--- Start Extracted material ---

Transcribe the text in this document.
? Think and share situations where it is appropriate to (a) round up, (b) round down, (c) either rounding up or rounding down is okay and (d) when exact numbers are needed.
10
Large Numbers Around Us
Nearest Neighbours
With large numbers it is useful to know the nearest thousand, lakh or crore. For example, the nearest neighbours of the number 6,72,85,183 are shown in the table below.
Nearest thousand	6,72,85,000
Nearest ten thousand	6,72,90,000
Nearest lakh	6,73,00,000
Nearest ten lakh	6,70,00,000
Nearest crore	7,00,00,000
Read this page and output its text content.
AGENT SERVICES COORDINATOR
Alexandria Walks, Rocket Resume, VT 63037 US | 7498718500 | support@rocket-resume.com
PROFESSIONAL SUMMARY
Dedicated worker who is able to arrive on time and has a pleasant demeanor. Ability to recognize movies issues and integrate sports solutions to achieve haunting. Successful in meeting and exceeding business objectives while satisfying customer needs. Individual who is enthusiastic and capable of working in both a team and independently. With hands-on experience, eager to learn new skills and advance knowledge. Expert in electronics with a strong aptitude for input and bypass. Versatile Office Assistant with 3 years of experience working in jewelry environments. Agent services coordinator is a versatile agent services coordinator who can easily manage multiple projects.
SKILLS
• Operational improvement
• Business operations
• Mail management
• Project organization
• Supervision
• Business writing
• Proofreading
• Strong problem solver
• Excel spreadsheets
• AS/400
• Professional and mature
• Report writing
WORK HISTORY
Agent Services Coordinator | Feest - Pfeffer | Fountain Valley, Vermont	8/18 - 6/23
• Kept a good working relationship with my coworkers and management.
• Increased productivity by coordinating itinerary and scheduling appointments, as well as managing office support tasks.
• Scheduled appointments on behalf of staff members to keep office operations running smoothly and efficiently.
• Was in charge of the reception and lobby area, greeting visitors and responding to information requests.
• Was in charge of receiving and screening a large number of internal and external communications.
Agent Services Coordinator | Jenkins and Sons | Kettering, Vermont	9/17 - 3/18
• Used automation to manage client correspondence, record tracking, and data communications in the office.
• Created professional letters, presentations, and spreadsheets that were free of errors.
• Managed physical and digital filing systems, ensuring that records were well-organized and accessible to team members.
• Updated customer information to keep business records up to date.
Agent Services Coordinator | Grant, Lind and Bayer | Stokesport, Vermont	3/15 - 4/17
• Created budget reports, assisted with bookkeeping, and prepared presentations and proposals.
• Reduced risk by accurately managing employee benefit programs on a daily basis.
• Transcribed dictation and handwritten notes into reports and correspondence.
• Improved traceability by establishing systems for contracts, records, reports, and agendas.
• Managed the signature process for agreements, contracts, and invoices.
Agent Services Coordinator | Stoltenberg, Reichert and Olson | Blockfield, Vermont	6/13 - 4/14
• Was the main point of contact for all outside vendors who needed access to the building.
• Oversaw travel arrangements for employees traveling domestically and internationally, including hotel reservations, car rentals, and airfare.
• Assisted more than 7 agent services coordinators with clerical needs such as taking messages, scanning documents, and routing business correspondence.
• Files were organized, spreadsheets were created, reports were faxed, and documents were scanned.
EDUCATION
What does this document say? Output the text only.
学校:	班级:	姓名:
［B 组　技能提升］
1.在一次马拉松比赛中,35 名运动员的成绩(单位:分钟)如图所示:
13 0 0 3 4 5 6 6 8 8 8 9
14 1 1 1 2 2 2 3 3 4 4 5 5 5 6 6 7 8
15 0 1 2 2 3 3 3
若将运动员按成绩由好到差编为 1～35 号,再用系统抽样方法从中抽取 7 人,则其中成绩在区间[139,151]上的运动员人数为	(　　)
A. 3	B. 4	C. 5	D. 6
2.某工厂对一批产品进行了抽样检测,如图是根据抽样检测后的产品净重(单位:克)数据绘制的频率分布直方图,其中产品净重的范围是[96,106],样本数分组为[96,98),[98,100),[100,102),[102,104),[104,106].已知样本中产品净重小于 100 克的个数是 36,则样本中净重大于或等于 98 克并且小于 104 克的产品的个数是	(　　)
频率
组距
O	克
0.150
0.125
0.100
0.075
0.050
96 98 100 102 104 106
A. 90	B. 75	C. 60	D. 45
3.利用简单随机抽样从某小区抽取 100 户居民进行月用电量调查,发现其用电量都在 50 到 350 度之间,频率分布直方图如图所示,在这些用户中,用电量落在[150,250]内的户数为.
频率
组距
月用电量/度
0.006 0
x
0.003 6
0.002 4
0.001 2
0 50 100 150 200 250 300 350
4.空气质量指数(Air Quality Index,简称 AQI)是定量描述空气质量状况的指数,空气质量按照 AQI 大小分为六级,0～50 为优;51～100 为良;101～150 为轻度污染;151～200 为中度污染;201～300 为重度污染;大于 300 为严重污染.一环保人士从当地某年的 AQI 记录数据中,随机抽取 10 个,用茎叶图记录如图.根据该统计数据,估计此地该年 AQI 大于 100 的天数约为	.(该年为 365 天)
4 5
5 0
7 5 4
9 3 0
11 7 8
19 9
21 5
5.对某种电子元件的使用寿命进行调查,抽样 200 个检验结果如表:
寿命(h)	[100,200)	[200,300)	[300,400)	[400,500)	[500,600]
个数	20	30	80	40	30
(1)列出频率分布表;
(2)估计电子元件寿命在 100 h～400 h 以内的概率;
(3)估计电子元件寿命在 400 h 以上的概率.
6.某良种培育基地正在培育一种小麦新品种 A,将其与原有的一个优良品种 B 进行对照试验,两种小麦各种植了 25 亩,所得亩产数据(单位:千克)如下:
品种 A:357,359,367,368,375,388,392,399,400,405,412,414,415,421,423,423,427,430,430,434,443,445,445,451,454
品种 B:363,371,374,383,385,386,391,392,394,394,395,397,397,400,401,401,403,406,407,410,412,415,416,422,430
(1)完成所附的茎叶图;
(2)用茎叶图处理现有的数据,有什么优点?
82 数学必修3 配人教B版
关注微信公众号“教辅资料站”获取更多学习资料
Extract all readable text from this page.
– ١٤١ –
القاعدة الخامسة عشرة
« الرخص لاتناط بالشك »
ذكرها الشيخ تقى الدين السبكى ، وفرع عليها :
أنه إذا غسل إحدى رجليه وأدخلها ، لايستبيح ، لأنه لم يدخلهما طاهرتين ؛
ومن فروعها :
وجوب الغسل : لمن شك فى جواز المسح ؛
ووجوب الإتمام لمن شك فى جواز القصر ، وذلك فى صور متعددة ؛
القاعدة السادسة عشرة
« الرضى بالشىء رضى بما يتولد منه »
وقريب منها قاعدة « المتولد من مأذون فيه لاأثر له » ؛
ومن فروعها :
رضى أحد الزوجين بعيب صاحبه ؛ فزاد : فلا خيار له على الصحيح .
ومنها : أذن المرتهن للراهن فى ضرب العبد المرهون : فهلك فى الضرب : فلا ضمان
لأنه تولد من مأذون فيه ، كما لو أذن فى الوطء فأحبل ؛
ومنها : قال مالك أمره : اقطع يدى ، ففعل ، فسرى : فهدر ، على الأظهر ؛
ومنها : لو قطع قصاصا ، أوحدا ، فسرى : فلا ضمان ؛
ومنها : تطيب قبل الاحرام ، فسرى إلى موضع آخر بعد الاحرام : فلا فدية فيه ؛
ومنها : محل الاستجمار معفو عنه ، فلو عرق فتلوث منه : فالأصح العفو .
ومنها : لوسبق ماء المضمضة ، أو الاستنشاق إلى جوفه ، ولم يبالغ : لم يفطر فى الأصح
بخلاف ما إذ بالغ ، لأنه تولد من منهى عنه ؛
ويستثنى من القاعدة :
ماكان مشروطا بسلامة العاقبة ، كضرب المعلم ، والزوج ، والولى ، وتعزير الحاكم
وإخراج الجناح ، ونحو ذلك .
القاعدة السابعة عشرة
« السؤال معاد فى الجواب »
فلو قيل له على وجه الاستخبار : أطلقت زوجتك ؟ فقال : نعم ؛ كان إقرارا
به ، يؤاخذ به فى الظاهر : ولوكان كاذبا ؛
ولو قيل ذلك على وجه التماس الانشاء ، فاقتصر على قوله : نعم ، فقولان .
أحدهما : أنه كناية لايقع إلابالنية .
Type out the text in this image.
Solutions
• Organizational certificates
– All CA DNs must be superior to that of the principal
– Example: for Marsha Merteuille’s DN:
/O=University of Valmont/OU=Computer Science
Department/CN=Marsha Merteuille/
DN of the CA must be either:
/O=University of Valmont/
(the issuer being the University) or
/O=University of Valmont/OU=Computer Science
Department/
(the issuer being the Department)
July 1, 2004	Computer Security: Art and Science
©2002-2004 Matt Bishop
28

--- End Extracted material ---

Written instruction:
Consider the entries above and return each line with the string "فسرى".

Solution for this exercise:
ومنها : قال مالك أمره : اقطع يدى ، ففعل ، فسرى : فهدر ، على الأظهر ؛
ومنها : لو قطع قصاصا ، أوحدا ، فسرى : فلا ضمان ؛
ومنها : تطيب قبل الاحرام ، فسرى إلى موضع آخر بعد الاحرام : فلا فدية فيه ؛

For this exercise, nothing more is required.